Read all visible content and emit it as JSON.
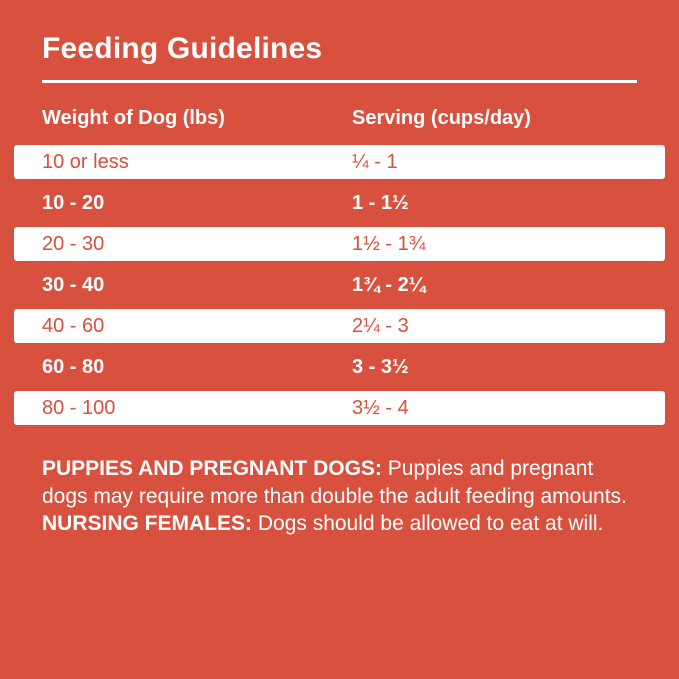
{
  "page": {
    "title": "Feeding Guidelines",
    "background_color": "#D8503E",
    "accent_color": "#FFFFFF"
  },
  "table": {
    "headers": {
      "weight": "Weight of Dog (lbs)",
      "serving": "Serving (cups/day)"
    },
    "rows": [
      {
        "weight": "10 or less",
        "serving": "¼ - 1"
      },
      {
        "weight": "10 - 20",
        "serving": "1 - 1½"
      },
      {
        "weight": "20 - 30",
        "serving": "1½ - 1¾"
      },
      {
        "weight": "30 - 40",
        "serving": "1¾ - 2¼"
      },
      {
        "weight": "40 - 60",
        "serving": "2¼ - 3"
      },
      {
        "weight": "60 - 80",
        "serving": "3 - 3½"
      },
      {
        "weight": "80 - 100",
        "serving": "3½ - 4"
      }
    ]
  },
  "footer": {
    "segments": [
      {
        "text": "PUPPIES AND PREGNANT DOGS: ",
        "bold": true
      },
      {
        "text": "Puppies and pregnant dogs may require more than double the adult feeding amounts. ",
        "bold": false
      },
      {
        "text": "NURSING FEMALES: ",
        "bold": true
      },
      {
        "text": "Dogs should be allowed to eat at will.",
        "bold": false
      }
    ]
  }
}
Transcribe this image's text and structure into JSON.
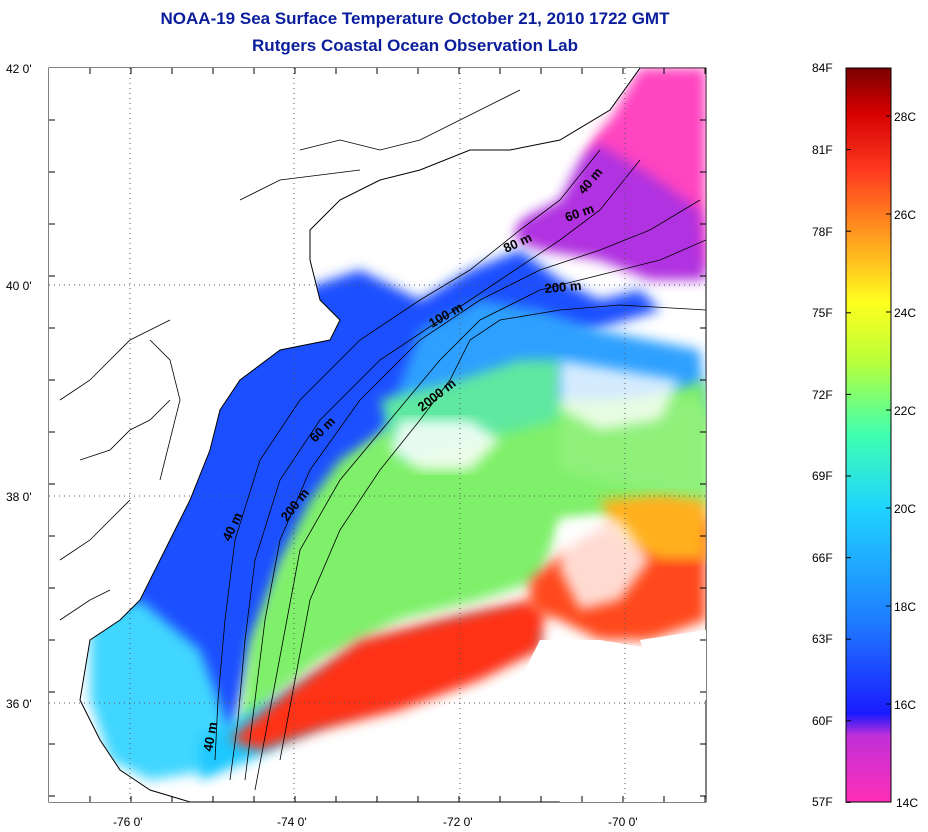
{
  "header": {
    "title": "NOAA-19 Sea Surface Temperature October 21, 2010 1722 GMT",
    "subtitle": "Rutgers Coastal Ocean Observation Lab"
  },
  "axes": {
    "lat_labels": [
      "42 0'",
      "40 0'",
      "38 0'",
      "36 0'"
    ],
    "lon_labels": [
      "-76 0'",
      "-74 0'",
      "-72 0'",
      "-70 0'"
    ]
  },
  "depth_contours": [
    "40 m",
    "60 m",
    "80 m",
    "200 m",
    "100 m",
    "2000 m",
    "60 m",
    "200 m",
    "40 m",
    "40 m"
  ],
  "colorbar": {
    "fahrenheit": [
      "84F",
      "81F",
      "78F",
      "75F",
      "72F",
      "69F",
      "66F",
      "63F",
      "60F",
      "57F"
    ],
    "celsius": [
      "28C",
      "26C",
      "24C",
      "22C",
      "20C",
      "18C",
      "16C",
      "14C"
    ],
    "colors": [
      "#ff2fb7",
      "#9a2fe0",
      "#1a1aff",
      "#1f7fff",
      "#1fd4ff",
      "#3fffb0",
      "#b8ff3a",
      "#ffff1f",
      "#ffa81f",
      "#ff3a1f",
      "#d40000",
      "#7a0000"
    ]
  }
}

Objective - Repeat the listing above exactly, with no pictures.

Response -
Read all visible content and emit it as JSON.
{
  "page": {
    "title": "Feeding Guidelines",
    "background_color": "#D8503E",
    "accent_color": "#FFFFFF"
  },
  "table": {
    "headers": {
      "weight": "Weight of Dog (lbs)",
      "serving": "Serving (cups/day)"
    },
    "rows": [
      {
        "weight": "10 or less",
        "serving": "¼ - 1"
      },
      {
        "weight": "10 - 20",
        "serving": "1 - 1½"
      },
      {
        "weight": "20 - 30",
        "serving": "1½ - 1¾"
      },
      {
        "weight": "30 - 40",
        "serving": "1¾ - 2¼"
      },
      {
        "weight": "40 - 60",
        "serving": "2¼ - 3"
      },
      {
        "weight": "60 - 80",
        "serving": "3 - 3½"
      },
      {
        "weight": "80 - 100",
        "serving": "3½ - 4"
      }
    ]
  },
  "footer": {
    "segments": [
      {
        "text": "PUPPIES AND PREGNANT DOGS: ",
        "bold": true
      },
      {
        "text": "Puppies and pregnant dogs may require more than double the adult feeding amounts. ",
        "bold": false
      },
      {
        "text": "NURSING FEMALES: ",
        "bold": true
      },
      {
        "text": "Dogs should be allowed to eat at will.",
        "bold": false
      }
    ]
  }
}
Transcribe this image's text and structure into JSON.
{
  "header": {
    "title": "NOAA-19 Sea Surface Temperature October 21, 2010 1722 GMT",
    "subtitle": "Rutgers Coastal Ocean Observation Lab"
  },
  "axes": {
    "lat_labels": [
      "42 0'",
      "40 0'",
      "38 0'",
      "36 0'"
    ],
    "lon_labels": [
      "-76 0'",
      "-74 0'",
      "-72 0'",
      "-70 0'"
    ]
  },
  "depth_contours": [
    "40 m",
    "60 m",
    "80 m",
    "200 m",
    "100 m",
    "2000 m",
    "60 m",
    "200 m",
    "40 m",
    "40 m"
  ],
  "colorbar": {
    "fahrenheit": [
      "84F",
      "81F",
      "78F",
      "75F",
      "72F",
      "69F",
      "66F",
      "63F",
      "60F",
      "57F"
    ],
    "celsius": [
      "28C",
      "26C",
      "24C",
      "22C",
      "20C",
      "18C",
      "16C",
      "14C"
    ],
    "colors": [
      "#ff2fb7",
      "#9a2fe0",
      "#1a1aff",
      "#1f7fff",
      "#1fd4ff",
      "#3fffb0",
      "#b8ff3a",
      "#ffff1f",
      "#ffa81f",
      "#ff3a1f",
      "#d40000",
      "#7a0000"
    ]
  }
}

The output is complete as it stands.